- [Stored records]
----------------

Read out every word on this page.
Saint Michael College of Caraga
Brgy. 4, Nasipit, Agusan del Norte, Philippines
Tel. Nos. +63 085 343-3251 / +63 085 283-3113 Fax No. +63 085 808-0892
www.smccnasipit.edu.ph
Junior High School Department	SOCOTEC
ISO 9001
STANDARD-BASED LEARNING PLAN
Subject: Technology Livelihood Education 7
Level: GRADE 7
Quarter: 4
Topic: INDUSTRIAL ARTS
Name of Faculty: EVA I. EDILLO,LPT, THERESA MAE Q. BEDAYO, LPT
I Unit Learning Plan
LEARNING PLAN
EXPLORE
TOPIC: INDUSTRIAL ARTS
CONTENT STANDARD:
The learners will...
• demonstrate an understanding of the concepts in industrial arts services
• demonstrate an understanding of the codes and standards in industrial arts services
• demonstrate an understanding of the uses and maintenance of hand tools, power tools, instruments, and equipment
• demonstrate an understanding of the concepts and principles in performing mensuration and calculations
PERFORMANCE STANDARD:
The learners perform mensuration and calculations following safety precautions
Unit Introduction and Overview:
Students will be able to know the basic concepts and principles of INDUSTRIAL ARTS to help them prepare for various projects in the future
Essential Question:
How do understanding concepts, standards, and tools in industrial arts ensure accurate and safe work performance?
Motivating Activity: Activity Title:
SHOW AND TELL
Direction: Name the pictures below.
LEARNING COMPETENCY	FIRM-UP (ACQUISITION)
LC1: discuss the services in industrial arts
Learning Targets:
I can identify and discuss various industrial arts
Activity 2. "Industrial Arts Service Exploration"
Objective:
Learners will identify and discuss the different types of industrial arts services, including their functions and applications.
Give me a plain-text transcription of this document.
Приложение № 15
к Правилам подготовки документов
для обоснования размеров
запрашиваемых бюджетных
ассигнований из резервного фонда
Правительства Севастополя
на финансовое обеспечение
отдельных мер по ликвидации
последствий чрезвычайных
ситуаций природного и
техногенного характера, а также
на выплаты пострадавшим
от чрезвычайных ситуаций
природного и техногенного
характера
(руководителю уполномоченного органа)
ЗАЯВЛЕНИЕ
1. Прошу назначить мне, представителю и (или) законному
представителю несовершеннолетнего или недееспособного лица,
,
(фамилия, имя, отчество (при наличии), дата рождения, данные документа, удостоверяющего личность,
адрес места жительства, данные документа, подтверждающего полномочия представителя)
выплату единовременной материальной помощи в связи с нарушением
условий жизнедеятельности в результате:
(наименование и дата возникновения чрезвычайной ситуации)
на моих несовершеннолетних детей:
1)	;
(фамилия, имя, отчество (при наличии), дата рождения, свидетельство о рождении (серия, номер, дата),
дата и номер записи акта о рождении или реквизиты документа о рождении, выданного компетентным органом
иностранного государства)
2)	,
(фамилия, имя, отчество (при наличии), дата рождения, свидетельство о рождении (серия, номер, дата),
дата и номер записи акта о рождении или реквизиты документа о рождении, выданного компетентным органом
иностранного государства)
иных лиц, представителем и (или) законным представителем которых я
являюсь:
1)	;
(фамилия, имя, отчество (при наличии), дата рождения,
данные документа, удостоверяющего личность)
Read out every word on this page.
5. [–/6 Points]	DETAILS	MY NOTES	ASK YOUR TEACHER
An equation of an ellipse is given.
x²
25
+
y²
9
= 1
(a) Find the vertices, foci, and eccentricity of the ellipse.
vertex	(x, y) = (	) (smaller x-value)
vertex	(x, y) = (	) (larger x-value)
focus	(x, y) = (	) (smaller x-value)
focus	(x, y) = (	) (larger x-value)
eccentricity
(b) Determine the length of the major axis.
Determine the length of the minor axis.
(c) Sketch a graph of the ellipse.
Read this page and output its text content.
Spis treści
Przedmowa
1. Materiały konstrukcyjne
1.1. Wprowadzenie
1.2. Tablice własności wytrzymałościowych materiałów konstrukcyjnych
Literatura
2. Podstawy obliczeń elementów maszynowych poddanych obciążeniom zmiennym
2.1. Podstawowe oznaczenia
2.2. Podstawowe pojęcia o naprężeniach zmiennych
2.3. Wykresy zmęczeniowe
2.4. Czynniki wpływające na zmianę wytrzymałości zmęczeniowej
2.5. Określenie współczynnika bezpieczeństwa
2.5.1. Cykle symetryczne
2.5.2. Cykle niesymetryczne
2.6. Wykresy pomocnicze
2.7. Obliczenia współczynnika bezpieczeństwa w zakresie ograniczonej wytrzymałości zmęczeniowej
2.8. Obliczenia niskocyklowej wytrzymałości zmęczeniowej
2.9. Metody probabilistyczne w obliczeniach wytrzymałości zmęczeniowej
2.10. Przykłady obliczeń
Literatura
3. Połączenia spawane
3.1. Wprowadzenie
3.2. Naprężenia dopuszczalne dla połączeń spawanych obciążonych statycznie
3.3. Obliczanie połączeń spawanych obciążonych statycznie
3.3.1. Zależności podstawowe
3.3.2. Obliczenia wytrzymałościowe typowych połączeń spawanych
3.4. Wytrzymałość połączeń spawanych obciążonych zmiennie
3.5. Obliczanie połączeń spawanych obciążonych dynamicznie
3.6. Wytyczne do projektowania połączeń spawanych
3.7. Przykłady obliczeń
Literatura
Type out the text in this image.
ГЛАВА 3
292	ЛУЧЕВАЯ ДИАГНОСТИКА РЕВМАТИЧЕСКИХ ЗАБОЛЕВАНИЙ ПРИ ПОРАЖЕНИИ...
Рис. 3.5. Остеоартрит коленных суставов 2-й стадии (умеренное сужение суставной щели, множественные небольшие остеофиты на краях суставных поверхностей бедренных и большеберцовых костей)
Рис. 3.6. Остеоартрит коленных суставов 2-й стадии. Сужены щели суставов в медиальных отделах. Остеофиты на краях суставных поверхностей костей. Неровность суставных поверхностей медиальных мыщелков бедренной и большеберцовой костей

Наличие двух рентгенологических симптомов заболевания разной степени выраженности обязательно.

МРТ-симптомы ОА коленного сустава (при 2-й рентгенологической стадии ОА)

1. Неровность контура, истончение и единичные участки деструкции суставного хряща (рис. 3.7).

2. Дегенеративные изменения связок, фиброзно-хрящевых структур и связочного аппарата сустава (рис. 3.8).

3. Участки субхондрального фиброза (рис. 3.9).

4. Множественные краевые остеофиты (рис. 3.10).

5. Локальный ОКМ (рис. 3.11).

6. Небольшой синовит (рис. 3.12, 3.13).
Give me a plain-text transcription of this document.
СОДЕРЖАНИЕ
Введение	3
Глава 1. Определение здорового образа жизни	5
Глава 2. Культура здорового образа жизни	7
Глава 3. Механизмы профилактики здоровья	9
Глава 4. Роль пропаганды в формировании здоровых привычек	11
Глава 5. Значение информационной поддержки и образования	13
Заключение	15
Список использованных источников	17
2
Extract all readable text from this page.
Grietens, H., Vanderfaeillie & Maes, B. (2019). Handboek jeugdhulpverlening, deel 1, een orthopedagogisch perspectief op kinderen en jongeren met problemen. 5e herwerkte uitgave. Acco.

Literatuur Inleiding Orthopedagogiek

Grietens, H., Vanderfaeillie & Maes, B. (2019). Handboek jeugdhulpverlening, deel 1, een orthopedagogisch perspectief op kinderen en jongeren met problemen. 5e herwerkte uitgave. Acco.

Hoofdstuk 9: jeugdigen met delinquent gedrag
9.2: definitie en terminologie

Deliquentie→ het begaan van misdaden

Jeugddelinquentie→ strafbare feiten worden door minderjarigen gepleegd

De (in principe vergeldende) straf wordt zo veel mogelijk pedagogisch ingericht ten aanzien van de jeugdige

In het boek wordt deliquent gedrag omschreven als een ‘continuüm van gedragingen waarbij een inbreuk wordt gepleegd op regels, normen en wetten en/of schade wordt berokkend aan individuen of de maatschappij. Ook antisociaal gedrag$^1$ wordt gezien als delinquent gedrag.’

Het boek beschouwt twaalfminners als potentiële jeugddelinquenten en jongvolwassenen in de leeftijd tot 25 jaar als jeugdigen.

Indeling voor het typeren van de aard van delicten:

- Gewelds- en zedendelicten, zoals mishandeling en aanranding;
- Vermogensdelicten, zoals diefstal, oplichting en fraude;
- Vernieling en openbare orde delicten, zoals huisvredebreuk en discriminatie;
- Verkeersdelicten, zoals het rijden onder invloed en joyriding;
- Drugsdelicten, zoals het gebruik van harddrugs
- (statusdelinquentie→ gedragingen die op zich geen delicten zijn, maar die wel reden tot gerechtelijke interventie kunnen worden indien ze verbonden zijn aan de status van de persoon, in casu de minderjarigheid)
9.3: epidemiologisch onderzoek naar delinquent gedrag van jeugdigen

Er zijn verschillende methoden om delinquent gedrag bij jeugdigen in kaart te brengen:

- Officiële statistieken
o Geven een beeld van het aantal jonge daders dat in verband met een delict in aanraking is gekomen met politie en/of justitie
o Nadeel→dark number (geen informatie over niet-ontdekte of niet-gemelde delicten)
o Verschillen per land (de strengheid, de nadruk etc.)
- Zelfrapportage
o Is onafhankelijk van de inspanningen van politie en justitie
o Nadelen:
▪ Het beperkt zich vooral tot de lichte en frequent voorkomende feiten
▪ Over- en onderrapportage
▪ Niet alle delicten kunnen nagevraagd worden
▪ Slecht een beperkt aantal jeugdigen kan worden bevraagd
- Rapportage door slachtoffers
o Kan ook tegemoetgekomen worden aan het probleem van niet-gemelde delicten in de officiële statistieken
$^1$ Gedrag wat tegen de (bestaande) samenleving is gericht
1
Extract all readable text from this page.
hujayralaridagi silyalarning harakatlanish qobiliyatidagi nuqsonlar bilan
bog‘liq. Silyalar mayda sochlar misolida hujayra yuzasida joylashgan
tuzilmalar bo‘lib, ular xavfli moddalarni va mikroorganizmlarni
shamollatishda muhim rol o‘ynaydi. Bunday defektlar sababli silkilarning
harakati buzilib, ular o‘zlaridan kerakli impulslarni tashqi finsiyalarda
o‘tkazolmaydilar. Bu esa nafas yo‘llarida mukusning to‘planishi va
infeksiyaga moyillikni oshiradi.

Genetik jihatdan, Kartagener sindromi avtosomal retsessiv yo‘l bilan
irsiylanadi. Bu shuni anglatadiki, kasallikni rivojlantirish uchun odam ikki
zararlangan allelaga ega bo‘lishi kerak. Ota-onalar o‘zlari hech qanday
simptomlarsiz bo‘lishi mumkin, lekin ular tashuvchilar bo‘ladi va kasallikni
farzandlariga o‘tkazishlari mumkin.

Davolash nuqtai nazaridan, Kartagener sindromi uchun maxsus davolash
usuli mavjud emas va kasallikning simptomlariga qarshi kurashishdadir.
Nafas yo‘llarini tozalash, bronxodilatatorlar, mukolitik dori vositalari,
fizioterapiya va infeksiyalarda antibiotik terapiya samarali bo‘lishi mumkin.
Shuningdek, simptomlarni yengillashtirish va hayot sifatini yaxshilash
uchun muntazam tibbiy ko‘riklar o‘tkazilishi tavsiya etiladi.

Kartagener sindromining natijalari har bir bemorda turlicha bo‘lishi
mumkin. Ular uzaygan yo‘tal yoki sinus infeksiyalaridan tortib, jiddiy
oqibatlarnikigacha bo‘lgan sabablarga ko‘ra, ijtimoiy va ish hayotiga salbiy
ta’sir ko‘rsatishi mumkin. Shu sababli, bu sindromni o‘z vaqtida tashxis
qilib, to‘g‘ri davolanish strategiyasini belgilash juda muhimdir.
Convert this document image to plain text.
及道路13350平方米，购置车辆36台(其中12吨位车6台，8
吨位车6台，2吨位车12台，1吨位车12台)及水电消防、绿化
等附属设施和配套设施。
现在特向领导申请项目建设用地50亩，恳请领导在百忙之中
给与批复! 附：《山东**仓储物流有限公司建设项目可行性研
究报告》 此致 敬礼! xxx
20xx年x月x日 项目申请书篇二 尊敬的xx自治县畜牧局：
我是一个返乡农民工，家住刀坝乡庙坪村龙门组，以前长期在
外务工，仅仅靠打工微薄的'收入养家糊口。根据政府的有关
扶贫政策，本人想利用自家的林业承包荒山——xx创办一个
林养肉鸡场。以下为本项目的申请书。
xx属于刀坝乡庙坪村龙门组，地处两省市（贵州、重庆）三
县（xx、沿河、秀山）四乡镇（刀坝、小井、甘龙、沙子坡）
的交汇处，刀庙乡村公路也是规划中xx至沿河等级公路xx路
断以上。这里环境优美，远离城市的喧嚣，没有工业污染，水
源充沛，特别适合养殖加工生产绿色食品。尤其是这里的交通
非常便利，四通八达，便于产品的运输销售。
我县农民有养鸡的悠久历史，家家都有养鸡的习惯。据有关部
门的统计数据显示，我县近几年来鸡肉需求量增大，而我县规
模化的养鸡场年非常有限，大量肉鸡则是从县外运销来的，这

----------------

- [Goal of the exercise] Show all lines in the entries above where the string "суставов" appears.

- [Exercise output]
Рис. 3.5. Остеоартрит коленных суставов 2-й стадии (умеренное сужение суставной щели, множественные небольшие остеофиты на краях суставных поверхностей бедренных и большеберцовых костей)
Рис. 3.6. Остеоартрит коленных суставов 2-й стадии. Сужены щели суставов в медиальных отделах. Остеофиты на краях суставных поверхностей костей. Неровность суставных поверхностей медиальных мыщелков бедренной и большеберцовой костей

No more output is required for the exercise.